YOUR TASK: Scan the entries below for the word "значения". Copy each line that has it.

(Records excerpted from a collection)
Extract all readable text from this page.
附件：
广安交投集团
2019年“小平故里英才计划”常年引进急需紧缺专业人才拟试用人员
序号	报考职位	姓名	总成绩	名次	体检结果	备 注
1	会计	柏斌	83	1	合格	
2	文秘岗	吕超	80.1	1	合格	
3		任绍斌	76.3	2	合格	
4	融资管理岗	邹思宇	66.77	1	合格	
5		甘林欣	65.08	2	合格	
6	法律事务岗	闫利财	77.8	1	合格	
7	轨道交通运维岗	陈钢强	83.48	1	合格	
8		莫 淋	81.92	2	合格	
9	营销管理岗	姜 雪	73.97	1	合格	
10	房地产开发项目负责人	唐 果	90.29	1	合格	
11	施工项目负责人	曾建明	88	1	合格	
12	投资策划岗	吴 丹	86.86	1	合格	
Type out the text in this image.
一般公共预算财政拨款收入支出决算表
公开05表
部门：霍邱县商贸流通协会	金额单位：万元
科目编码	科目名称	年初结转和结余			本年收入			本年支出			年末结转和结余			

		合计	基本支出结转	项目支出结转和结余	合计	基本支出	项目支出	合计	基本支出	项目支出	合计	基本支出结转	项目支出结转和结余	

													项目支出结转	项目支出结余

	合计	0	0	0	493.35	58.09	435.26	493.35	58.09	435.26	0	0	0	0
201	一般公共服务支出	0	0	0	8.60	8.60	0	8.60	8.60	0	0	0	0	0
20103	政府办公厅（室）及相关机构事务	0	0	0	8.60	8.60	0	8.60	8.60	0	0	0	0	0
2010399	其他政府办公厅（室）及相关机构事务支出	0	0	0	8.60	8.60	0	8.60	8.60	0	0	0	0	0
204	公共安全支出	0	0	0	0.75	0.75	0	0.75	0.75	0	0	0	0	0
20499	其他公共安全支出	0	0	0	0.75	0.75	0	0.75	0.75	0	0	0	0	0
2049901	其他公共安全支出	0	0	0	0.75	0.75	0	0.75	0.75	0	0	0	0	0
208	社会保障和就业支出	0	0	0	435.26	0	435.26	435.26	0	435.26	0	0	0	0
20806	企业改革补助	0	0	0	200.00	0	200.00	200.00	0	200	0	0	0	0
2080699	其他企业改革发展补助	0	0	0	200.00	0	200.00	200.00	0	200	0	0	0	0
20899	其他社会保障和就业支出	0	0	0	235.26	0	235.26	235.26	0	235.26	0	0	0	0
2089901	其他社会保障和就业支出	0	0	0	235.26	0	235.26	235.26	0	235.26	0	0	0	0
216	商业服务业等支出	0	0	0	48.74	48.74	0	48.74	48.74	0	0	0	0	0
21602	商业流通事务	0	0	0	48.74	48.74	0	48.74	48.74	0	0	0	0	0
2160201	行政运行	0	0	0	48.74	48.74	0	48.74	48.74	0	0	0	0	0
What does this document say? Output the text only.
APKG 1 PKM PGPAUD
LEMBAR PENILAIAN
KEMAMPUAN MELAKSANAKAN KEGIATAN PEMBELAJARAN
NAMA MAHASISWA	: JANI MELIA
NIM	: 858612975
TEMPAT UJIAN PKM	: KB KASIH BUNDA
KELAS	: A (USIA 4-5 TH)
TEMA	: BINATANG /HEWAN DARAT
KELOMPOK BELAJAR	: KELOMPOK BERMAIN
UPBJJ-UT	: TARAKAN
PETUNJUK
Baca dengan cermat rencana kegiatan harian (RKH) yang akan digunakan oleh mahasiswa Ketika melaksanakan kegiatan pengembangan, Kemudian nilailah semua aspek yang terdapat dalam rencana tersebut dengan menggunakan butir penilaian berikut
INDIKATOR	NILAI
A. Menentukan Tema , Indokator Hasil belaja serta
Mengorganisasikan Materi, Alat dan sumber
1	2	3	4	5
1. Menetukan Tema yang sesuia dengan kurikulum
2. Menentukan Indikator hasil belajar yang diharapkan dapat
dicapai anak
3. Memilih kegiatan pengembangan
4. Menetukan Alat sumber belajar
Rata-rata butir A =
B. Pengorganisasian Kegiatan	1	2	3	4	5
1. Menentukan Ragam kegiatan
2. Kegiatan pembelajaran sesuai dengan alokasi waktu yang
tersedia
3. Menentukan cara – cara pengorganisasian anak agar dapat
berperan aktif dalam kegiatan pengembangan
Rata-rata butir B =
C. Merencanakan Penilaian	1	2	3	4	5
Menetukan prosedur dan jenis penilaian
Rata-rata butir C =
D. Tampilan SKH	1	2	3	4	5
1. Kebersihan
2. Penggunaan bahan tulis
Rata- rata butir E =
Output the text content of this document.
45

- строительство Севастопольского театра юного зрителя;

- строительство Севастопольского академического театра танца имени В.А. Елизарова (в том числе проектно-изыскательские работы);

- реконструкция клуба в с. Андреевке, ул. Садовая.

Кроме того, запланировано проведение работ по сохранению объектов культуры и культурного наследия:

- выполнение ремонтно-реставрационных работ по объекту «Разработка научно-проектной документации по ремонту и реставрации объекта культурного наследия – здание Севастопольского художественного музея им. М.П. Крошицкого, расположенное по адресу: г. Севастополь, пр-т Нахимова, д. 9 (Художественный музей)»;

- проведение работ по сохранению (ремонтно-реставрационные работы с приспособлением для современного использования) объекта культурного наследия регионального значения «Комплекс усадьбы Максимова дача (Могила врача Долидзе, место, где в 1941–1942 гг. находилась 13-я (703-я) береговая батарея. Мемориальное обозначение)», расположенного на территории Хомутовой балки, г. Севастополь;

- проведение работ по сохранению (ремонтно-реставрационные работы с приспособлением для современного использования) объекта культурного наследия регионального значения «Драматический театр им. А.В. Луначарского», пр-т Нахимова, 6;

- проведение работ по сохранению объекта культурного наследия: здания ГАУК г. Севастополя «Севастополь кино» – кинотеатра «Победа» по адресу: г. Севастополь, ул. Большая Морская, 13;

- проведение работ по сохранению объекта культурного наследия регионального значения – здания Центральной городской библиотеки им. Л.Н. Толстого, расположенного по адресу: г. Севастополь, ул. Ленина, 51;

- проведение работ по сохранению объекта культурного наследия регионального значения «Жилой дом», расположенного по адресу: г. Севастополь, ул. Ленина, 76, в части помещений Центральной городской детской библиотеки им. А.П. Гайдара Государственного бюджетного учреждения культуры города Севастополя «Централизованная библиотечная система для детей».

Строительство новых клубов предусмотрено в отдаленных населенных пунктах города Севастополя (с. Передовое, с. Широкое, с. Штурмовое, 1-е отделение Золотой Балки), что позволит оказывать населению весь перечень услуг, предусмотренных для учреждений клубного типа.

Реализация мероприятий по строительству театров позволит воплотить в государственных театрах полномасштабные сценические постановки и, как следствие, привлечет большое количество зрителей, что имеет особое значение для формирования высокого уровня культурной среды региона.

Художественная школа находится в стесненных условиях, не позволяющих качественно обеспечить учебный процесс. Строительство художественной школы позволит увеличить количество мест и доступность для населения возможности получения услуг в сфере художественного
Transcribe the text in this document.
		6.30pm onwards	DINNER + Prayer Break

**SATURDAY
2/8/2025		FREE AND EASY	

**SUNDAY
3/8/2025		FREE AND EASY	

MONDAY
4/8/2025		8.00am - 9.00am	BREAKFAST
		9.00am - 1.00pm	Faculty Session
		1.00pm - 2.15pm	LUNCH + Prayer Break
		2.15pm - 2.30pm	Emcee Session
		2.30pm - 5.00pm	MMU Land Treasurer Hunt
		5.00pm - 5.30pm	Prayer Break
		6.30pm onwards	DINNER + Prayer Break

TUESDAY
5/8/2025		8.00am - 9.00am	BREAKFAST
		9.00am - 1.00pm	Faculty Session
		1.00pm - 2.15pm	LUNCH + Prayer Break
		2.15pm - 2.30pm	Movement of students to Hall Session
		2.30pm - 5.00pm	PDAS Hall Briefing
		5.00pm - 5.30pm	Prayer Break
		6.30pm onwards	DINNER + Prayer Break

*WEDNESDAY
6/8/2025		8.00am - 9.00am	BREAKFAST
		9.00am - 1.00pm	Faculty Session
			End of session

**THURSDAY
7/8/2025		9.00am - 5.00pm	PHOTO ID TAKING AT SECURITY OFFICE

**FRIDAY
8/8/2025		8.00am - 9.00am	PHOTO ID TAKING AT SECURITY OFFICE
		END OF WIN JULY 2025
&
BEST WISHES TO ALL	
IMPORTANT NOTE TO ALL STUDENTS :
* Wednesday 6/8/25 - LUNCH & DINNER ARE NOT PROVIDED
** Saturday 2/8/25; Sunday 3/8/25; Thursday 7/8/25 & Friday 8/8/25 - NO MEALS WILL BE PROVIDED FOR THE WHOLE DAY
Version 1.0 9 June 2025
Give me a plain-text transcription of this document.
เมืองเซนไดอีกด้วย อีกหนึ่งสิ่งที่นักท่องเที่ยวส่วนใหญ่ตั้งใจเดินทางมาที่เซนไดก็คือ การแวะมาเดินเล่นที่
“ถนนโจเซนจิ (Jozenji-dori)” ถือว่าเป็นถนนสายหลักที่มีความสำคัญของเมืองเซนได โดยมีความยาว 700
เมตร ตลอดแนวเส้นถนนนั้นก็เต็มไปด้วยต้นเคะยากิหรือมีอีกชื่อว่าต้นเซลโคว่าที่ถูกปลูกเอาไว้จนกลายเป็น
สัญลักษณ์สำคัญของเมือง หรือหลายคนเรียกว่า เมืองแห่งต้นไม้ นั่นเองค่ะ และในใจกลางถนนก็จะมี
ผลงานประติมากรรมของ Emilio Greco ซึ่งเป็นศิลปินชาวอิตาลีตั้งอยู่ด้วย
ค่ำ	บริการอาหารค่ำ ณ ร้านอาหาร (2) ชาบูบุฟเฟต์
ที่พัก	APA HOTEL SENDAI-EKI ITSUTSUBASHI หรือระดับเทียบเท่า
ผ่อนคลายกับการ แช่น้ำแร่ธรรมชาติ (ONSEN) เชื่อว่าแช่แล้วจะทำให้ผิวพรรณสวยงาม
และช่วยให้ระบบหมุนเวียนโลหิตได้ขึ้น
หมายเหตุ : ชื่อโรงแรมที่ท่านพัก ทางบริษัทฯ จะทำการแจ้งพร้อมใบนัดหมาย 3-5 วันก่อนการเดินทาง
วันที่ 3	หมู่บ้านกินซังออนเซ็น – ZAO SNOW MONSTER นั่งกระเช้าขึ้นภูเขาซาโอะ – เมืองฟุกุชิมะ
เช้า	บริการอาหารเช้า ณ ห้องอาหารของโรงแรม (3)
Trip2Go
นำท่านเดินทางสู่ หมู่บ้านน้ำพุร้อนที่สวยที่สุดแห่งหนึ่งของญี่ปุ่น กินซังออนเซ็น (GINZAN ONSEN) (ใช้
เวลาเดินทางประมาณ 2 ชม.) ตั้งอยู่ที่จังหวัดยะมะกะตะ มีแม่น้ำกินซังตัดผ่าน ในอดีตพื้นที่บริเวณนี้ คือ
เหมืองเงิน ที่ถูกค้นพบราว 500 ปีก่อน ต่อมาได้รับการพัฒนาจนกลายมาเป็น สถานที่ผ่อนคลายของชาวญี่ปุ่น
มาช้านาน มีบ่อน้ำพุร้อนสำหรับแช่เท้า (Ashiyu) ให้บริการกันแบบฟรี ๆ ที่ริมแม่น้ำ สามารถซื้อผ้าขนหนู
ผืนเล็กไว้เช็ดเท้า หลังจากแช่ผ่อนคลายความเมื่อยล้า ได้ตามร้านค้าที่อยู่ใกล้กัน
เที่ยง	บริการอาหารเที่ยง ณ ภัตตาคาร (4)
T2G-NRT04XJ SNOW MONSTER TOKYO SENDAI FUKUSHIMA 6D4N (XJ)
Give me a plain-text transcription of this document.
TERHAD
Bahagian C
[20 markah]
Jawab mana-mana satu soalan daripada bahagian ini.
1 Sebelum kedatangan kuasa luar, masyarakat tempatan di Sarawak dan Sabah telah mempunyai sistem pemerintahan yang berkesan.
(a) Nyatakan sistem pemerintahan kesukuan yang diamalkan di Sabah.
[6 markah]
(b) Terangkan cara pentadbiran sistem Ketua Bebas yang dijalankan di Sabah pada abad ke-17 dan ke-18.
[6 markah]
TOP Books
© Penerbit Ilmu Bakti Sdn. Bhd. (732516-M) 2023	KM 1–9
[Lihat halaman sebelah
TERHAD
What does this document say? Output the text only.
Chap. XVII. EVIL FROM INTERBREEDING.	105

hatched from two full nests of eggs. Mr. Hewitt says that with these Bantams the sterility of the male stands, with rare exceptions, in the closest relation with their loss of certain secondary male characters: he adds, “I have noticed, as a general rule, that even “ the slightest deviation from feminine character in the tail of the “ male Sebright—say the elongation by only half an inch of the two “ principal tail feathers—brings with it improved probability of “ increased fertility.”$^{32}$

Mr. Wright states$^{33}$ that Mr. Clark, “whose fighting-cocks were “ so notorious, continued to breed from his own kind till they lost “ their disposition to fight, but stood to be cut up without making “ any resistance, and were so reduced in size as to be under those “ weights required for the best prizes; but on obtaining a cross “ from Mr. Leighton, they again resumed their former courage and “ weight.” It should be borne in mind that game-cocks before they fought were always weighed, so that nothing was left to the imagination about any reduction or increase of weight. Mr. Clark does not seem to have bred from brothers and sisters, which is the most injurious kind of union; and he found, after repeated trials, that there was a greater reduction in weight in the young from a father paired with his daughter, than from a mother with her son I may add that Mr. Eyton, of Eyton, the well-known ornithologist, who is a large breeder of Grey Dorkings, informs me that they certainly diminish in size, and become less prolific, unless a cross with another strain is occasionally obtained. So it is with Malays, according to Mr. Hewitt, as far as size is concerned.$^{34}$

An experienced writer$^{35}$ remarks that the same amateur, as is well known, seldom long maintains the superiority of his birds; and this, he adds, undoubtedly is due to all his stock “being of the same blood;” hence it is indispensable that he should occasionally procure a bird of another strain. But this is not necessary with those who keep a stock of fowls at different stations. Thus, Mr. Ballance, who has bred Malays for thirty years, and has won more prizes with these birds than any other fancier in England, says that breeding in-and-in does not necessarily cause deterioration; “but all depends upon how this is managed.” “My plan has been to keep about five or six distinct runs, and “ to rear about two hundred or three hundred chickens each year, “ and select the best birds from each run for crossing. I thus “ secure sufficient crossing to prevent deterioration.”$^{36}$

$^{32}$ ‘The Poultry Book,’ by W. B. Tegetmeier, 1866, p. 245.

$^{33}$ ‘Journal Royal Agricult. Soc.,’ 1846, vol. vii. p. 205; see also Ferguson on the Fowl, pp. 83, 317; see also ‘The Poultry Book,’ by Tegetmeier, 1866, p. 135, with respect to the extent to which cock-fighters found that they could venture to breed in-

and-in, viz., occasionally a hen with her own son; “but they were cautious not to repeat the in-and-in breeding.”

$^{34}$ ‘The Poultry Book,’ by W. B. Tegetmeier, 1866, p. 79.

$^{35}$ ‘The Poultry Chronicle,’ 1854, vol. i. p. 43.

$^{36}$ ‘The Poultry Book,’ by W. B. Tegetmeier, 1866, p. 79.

RESPONSE FOR THIS EXERCISE:
- проведение работ по сохранению (ремонтно-реставрационные работы с приспособлением для современного использования) объекта культурного наследия регионального значения «Комплекс усадьбы Максимова дача (Могила врача Долидзе, место, где в 1941–1942 гг. находилась 13-я (703-я) береговая батарея. Мемориальное обозначение)», расположенного на территории Хомутовой балки, г. Севастополь;
- проведение работ по сохранению (ремонтно-реставрационные работы с приспособлением для современного использования) объекта культурного наследия регионального значения «Драматический театр им. А.В. Луначарского», пр-т Нахимова, 6;
- проведение работ по сохранению объекта культурного наследия регионального значения – здания Центральной городской библиотеки им. Л.Н. Толстого, расположенного по адресу: г. Севастополь, ул. Ленина, 51;
- проведение работ по сохранению объекта культурного наследия регионального значения «Жилой дом», расположенного по адресу: г. Севастополь, ул. Ленина, 76, в части помещений Центральной городской детской библиотеки им. А.П. Гайдара Государственного бюджетного учреждения культуры города Севастополя «Централизованная библиотечная система для детей».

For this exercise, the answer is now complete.